### Written problem
Copy all of the material word for word, except for the pictures.

### Raw records
▽
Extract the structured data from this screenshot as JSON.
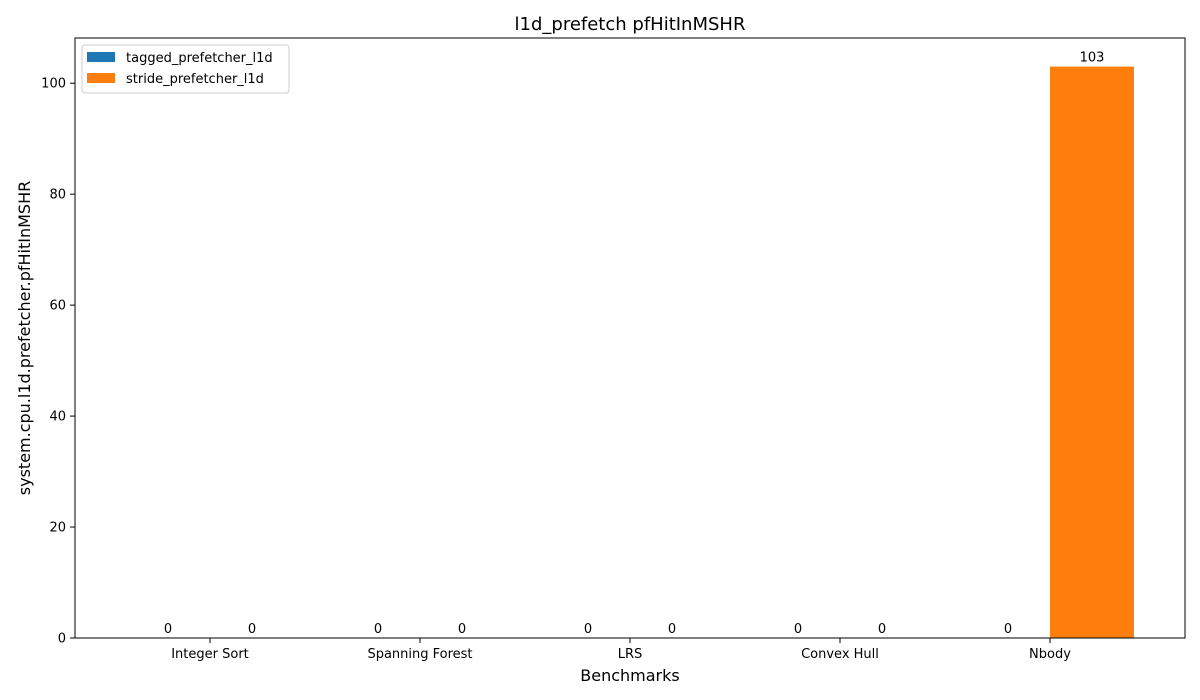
{
  "chart_data": {
    "type": "bar",
    "title": "l1d_prefetch pfHitInMSHR",
    "xlabel": "Benchmarks",
    "ylabel": "system.cpu.l1d.prefetcher.pfHitInMSHR",
    "categories": [
      "Integer Sort",
      "Spanning Forest",
      "LRS",
      "Convex Hull",
      "Nbody"
    ],
    "series": [
      {
        "name": "tagged_prefetcher_l1d",
        "color": "#1f77b4",
        "values": [
          0,
          0,
          0,
          0,
          0
        ]
      },
      {
        "name": "stride_prefetcher_l1d",
        "color": "#ff7f0e",
        "values": [
          0,
          0,
          0,
          0,
          103
        ]
      }
    ],
    "data_labels": [
      [
        "0",
        "0",
        "0",
        "0",
        "0"
      ],
      [
        "0",
        "0",
        "0",
        "0",
        "103"
      ]
    ],
    "ylim": [
      0,
      108.15
    ],
    "yticks": [
      0,
      20,
      40,
      60,
      80,
      100
    ],
    "legend_position": "top-left",
    "grid": false
  }
}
△
### Exercise solution
Extract the structured data from this screenshot as JSON.
{
  "chart_data": {
    "type": "bar",
    "title": "l1d_prefetch pfHitInMSHR",
    "xlabel": "Benchmarks",
    "ylabel": "system.cpu.l1d.prefetcher.pfHitInMSHR",
    "categories": [
      "Integer Sort",
      "Spanning Forest",
      "LRS",
      "Convex Hull",
      "Nbody"
    ],
    "series": [
      {
        "name": "tagged_prefetcher_l1d",
        "color": "#1f77b4",
        "values": [
          0,
          0,
          0,
          0,
          0
        ]
      },
      {
        "name": "stride_prefetcher_l1d",
        "color": "#ff7f0e",
        "values": [
          0,
          0,
          0,
          0,
          103
        ]
      }
    ],
    "data_labels": [
      [
        "0",
        "0",
        "0",
        "0",
        "0"
      ],
      [
        "0",
        "0",
        "0",
        "0",
        "103"
      ]
    ],
    "ylim": [
      0,
      108.15
    ],
    "yticks": [
      0,
      20,
      40,
      60,
      80,
      100
    ],
    "legend_position": "top-left",
    "grid": false
  }
}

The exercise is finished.